**Work required**
Reproduce all of the material word for word.

(Collection entries)
☆ ☆ ☆

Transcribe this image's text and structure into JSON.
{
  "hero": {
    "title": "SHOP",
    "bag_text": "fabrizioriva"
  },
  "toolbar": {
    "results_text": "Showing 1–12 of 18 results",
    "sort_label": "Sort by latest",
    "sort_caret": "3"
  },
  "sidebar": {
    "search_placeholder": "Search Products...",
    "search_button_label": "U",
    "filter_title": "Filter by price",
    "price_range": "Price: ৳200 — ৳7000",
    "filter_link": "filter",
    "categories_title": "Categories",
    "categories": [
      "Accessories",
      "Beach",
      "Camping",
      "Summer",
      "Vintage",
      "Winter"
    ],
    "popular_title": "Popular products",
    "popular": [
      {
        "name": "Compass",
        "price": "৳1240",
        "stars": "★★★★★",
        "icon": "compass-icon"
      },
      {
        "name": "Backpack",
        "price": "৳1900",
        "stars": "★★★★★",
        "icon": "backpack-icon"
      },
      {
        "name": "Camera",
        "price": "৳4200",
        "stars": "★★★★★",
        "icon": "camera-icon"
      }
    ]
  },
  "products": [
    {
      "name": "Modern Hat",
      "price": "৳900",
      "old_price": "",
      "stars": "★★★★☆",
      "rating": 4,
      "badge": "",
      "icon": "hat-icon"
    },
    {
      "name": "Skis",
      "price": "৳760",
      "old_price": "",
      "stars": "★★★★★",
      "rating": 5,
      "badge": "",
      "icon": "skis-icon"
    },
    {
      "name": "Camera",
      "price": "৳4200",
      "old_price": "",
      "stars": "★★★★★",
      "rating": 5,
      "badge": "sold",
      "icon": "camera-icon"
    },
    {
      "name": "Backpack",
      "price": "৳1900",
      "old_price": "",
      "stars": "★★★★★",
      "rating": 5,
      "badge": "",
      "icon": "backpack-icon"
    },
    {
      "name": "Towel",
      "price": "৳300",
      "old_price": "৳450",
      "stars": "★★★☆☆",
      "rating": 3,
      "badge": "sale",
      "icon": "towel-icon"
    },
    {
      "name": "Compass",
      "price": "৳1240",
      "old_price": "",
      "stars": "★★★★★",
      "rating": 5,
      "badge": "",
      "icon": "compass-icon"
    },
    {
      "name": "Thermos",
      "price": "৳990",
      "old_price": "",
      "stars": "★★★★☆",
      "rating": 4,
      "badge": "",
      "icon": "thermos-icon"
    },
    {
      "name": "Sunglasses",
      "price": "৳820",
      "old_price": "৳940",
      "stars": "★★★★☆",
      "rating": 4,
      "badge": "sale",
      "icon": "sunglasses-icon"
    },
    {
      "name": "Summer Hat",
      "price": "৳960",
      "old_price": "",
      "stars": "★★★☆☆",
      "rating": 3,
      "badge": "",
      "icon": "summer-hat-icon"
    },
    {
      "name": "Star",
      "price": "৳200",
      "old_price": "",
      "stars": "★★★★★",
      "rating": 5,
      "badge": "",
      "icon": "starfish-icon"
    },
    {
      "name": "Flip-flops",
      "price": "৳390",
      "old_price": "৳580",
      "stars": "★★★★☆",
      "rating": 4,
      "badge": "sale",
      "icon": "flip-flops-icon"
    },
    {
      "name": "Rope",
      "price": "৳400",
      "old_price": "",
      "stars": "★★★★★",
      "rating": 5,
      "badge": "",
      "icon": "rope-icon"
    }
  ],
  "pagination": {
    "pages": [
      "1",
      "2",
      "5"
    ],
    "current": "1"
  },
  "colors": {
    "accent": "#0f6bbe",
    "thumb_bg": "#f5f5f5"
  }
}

☆ ☆ ☆

**Full answer**
Transcribe this image's text and structure into JSON.
{
  "hero": {
    "title": "SHOP",
    "bag_text": "fabrizioriva"
  },
  "toolbar": {
    "results_text": "Showing 1–12 of 18 results",
    "sort_label": "Sort by latest",
    "sort_caret": "3"
  },
  "sidebar": {
    "search_placeholder": "Search Products...",
    "search_button_label": "U",
    "filter_title": "Filter by price",
    "price_range": "Price: ৳200 — ৳7000",
    "filter_link": "filter",
    "categories_title": "Categories",
    "categories": [
      "Accessories",
      "Beach",
      "Camping",
      "Summer",
      "Vintage",
      "Winter"
    ],
    "popular_title": "Popular products",
    "popular": [
      {
        "name": "Compass",
        "price": "৳1240",
        "stars": "★★★★★",
        "icon": "compass-icon"
      },
      {
        "name": "Backpack",
        "price": "৳1900",
        "stars": "★★★★★",
        "icon": "backpack-icon"
      },
      {
        "name": "Camera",
        "price": "৳4200",
        "stars": "★★★★★",
        "icon": "camera-icon"
      }
    ]
  },
  "products": [
    {
      "name": "Modern Hat",
      "price": "৳900",
      "old_price": "",
      "stars": "★★★★☆",
      "rating": 4,
      "badge": "",
      "icon": "hat-icon"
    },
    {
      "name": "Skis",
      "price": "৳760",
      "old_price": "",
      "stars": "★★★★★",
      "rating": 5,
      "badge": "",
      "icon": "skis-icon"
    },
    {
      "name": "Camera",
      "price": "৳4200",
      "old_price": "",
      "stars": "★★★★★",
      "rating": 5,
      "badge": "sold",
      "icon": "camera-icon"
    },
    {
      "name": "Backpack",
      "price": "৳1900",
      "old_price": "",
      "stars": "★★★★★",
      "rating": 5,
      "badge": "",
      "icon": "backpack-icon"
    },
    {
      "name": "Towel",
      "price": "৳300",
      "old_price": "৳450",
      "stars": "★★★☆☆",
      "rating": 3,
      "badge": "sale",
      "icon": "towel-icon"
    },
    {
      "name": "Compass",
      "price": "৳1240",
      "old_price": "",
      "stars": "★★★★★",
      "rating": 5,
      "badge": "",
      "icon": "compass-icon"
    },
    {
      "name": "Thermos",
      "price": "৳990",
      "old_price": "",
      "stars": "★★★★☆",
      "rating": 4,
      "badge": "",
      "icon": "thermos-icon"
    },
    {
      "name": "Sunglasses",
      "price": "৳820",
      "old_price": "৳940",
      "stars": "★★★★☆",
      "rating": 4,
      "badge": "sale",
      "icon": "sunglasses-icon"
    },
    {
      "name": "Summer Hat",
      "price": "৳960",
      "old_price": "",
      "stars": "★★★☆☆",
      "rating": 3,
      "badge": "",
      "icon": "summer-hat-icon"
    },
    {
      "name": "Star",
      "price": "৳200",
      "old_price": "",
      "stars": "★★★★★",
      "rating": 5,
      "badge": "",
      "icon": "starfish-icon"
    },
    {
      "name": "Flip-flops",
      "price": "৳390",
      "old_price": "৳580",
      "stars": "★★★★☆",
      "rating": 4,
      "badge": "sale",
      "icon": "flip-flops-icon"
    },
    {
      "name": "Rope",
      "price": "৳400",
      "old_price": "",
      "stars": "★★★★★",
      "rating": 5,
      "badge": "",
      "icon": "rope-icon"
    }
  ],
  "pagination": {
    "pages": [
      "1",
      "2",
      "5"
    ],
    "current": "1"
  },
  "colors": {
    "accent": "#0f6bbe",
    "thumb_bg": "#f5f5f5"
  }
}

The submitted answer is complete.